→ **Records**:
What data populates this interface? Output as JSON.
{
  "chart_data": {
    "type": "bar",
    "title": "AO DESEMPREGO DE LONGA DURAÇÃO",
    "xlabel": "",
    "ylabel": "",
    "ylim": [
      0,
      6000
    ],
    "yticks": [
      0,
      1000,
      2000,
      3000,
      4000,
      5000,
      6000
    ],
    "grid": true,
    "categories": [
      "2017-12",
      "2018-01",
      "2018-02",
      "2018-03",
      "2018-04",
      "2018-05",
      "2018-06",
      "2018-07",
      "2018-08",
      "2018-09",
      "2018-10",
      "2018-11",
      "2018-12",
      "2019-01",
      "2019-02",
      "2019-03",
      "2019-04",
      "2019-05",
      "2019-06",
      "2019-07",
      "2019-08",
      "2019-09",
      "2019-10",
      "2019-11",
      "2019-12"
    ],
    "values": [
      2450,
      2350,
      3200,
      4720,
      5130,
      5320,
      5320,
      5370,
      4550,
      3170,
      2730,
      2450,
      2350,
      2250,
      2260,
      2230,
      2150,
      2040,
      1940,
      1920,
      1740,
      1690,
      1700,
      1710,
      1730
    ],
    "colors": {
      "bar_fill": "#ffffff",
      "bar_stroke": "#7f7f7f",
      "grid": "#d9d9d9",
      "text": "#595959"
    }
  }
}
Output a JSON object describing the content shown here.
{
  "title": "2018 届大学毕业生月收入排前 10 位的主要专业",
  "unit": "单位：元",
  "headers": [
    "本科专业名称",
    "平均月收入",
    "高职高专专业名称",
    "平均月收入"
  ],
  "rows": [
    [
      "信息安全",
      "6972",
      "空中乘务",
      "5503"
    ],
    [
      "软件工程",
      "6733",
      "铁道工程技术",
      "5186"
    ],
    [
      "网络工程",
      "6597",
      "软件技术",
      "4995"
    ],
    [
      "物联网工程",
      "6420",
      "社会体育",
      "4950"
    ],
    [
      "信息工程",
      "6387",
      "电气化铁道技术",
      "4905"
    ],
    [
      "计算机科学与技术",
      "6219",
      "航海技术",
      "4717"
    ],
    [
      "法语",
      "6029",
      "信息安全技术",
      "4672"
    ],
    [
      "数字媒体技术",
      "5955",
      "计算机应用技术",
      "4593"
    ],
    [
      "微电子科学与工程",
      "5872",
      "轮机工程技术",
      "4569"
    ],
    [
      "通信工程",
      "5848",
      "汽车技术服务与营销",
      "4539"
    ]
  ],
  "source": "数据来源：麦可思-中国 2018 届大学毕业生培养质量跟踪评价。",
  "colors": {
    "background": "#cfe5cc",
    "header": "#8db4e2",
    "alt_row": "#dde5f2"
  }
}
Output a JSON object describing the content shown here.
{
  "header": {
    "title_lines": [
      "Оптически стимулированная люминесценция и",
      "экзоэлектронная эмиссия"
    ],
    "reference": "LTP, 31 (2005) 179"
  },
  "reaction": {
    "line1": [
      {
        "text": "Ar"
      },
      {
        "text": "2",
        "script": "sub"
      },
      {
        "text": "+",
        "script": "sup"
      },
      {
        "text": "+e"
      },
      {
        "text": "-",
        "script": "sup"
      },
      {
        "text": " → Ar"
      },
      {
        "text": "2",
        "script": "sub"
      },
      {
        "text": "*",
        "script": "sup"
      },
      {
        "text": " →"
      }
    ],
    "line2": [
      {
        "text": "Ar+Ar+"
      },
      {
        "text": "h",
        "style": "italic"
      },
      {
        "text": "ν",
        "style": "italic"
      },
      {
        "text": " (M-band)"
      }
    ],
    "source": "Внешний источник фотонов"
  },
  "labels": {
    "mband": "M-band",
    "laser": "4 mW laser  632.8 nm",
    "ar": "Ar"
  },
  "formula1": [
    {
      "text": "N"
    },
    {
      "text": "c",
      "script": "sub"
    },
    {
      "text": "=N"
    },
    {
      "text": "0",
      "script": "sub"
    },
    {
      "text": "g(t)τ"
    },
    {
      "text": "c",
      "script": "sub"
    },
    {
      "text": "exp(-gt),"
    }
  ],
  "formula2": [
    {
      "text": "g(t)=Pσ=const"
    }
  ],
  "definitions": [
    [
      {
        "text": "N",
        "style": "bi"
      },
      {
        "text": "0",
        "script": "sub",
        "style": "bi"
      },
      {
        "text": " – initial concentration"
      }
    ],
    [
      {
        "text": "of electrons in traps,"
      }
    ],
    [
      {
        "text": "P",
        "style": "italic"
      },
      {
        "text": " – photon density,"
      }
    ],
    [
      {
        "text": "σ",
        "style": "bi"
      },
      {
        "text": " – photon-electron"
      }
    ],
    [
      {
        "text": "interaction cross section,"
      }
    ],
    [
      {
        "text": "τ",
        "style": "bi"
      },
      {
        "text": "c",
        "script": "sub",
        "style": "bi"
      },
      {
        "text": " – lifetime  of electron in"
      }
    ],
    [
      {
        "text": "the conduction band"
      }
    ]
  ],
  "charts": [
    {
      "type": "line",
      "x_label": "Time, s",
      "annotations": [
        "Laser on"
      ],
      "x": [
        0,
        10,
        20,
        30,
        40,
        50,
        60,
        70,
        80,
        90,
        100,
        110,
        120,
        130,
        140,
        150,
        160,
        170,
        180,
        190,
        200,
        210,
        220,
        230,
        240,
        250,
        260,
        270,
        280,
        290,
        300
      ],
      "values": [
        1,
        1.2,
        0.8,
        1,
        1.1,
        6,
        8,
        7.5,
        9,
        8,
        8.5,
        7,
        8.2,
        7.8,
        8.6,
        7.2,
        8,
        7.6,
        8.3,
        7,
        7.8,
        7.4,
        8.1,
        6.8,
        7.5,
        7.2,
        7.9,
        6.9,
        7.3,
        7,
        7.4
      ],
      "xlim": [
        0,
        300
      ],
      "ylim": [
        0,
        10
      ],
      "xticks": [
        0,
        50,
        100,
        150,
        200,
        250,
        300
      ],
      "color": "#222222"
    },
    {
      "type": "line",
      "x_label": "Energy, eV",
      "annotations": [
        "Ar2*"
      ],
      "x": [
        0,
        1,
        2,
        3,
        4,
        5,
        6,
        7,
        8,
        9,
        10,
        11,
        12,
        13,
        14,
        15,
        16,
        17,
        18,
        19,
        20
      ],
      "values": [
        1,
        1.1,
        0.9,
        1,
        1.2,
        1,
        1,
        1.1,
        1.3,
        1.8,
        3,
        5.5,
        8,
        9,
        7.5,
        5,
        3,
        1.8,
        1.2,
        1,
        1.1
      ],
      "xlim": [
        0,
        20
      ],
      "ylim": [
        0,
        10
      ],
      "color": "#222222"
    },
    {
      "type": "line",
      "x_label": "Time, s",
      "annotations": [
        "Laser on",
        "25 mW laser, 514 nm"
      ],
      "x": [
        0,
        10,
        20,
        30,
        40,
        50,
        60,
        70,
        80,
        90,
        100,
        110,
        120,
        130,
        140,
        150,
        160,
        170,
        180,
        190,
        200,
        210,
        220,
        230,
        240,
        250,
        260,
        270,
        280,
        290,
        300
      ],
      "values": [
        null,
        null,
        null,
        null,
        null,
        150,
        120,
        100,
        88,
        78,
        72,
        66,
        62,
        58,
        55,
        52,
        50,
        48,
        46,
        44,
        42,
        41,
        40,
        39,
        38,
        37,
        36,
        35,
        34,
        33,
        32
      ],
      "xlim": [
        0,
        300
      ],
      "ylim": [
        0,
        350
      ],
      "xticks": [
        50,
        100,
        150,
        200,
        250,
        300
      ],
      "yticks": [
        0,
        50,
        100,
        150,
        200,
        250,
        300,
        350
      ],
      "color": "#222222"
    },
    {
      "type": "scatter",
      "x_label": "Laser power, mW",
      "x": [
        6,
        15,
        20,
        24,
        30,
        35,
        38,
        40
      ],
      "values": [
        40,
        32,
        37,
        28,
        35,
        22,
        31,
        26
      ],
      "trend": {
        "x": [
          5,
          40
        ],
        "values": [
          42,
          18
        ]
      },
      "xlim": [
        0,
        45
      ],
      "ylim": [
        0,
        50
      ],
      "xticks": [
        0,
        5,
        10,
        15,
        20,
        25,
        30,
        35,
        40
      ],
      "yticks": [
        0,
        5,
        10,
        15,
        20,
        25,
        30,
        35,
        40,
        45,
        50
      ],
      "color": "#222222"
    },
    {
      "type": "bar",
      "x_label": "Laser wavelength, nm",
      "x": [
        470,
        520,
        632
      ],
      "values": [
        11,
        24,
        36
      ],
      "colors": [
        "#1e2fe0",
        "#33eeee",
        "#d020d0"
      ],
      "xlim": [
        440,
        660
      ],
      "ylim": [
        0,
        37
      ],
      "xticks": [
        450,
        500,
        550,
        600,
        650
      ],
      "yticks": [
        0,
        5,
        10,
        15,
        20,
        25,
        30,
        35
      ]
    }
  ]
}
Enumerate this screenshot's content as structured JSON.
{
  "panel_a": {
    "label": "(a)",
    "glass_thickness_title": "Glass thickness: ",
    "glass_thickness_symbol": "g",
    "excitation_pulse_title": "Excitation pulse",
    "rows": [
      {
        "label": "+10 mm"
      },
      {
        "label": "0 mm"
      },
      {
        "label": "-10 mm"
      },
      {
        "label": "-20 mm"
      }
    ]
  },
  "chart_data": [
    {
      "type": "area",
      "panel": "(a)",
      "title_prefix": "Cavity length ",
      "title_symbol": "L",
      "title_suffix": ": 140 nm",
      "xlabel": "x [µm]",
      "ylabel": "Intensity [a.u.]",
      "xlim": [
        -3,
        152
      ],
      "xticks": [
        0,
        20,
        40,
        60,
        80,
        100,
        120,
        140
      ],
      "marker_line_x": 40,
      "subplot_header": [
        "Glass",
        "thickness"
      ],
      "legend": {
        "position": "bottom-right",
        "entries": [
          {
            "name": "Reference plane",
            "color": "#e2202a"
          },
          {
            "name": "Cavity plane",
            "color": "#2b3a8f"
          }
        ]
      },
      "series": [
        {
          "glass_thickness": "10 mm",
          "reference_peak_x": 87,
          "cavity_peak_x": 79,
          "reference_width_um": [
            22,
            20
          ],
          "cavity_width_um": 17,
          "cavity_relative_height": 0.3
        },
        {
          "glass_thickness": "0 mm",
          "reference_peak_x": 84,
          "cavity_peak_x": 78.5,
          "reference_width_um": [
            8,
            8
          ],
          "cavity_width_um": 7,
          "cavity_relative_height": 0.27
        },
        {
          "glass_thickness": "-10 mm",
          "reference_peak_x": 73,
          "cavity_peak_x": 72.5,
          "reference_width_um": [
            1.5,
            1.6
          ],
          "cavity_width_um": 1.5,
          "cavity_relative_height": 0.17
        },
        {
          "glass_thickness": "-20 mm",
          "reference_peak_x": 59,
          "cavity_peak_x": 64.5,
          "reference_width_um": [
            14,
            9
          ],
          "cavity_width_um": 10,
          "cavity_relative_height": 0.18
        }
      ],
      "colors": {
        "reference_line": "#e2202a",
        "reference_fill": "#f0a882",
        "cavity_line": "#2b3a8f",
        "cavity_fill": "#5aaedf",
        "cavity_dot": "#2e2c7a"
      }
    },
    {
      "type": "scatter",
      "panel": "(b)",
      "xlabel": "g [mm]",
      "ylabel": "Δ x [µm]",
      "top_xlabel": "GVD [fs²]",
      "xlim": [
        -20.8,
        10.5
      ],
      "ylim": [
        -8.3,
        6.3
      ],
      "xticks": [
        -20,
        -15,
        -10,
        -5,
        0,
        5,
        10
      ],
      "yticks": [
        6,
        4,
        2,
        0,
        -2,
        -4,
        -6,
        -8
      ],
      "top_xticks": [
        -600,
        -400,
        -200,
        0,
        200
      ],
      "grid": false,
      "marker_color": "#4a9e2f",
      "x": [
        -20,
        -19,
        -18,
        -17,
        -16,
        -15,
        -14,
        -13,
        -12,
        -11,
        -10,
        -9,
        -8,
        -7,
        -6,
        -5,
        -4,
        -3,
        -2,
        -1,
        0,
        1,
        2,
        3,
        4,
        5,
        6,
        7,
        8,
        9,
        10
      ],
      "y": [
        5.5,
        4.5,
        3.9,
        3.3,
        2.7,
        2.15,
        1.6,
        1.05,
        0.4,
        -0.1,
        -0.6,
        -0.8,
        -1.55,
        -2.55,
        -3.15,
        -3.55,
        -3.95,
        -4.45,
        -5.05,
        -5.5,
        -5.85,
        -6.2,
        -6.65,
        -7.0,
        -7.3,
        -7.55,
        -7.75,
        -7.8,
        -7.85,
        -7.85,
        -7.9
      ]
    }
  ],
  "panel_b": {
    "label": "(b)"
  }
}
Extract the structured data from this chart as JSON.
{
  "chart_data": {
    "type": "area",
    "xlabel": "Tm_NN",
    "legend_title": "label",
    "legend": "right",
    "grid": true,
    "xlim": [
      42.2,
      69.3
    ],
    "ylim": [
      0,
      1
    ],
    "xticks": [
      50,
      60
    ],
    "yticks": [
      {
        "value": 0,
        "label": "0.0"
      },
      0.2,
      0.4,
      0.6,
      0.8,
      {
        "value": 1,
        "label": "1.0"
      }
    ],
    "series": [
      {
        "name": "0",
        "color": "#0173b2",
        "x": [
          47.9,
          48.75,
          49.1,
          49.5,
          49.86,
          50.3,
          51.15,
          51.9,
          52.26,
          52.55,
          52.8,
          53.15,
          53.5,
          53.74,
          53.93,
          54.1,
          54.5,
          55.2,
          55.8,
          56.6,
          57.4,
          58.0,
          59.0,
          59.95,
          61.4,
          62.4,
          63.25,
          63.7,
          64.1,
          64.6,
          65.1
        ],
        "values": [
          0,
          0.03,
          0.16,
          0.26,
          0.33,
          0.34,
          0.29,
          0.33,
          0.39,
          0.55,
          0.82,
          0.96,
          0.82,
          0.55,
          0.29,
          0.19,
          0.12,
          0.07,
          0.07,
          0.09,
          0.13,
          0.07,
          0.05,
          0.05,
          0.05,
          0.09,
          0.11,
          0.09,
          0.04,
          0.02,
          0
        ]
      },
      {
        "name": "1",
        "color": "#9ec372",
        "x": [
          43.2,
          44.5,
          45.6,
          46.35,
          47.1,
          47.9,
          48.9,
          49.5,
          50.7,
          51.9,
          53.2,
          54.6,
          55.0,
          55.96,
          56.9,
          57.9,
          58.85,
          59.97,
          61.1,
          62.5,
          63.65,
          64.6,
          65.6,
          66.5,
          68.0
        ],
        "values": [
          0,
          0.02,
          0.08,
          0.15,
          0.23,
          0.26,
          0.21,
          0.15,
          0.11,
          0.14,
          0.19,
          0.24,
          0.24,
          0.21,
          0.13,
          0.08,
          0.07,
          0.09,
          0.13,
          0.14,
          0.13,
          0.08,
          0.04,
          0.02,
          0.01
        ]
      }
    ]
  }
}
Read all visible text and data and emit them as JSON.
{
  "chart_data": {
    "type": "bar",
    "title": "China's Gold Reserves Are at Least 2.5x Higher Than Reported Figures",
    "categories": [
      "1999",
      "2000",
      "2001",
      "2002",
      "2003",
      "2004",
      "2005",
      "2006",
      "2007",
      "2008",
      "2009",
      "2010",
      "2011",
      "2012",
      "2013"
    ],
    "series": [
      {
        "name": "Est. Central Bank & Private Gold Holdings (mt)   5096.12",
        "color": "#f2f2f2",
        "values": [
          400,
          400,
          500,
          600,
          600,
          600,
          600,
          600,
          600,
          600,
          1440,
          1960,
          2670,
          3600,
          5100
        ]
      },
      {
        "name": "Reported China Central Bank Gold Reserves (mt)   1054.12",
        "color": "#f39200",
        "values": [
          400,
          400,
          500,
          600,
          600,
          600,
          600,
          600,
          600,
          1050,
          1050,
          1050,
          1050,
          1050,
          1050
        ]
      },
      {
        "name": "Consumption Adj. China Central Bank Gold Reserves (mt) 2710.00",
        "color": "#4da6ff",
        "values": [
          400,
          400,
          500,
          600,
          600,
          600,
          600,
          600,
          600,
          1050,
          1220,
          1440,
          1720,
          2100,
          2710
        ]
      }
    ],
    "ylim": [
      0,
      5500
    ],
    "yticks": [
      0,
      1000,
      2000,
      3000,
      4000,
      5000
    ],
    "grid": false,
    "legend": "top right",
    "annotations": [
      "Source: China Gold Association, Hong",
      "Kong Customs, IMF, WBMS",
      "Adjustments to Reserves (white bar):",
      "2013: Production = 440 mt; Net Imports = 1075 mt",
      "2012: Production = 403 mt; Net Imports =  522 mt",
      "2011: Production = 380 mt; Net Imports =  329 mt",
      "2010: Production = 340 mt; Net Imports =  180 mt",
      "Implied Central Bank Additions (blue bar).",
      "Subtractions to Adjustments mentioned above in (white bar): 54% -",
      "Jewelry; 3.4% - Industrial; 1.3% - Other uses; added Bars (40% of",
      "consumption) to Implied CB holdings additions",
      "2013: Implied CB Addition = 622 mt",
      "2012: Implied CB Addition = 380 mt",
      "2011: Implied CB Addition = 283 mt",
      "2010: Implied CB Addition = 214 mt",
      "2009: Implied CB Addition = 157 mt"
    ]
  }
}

→ **Set problem**: From the data above, show each line that contains "white".

→ **Solution to this problem**:
      "Adjustments to Reserves (white bar):",
      "Subtractions to Adjustments mentioned above in (white bar): 54% -",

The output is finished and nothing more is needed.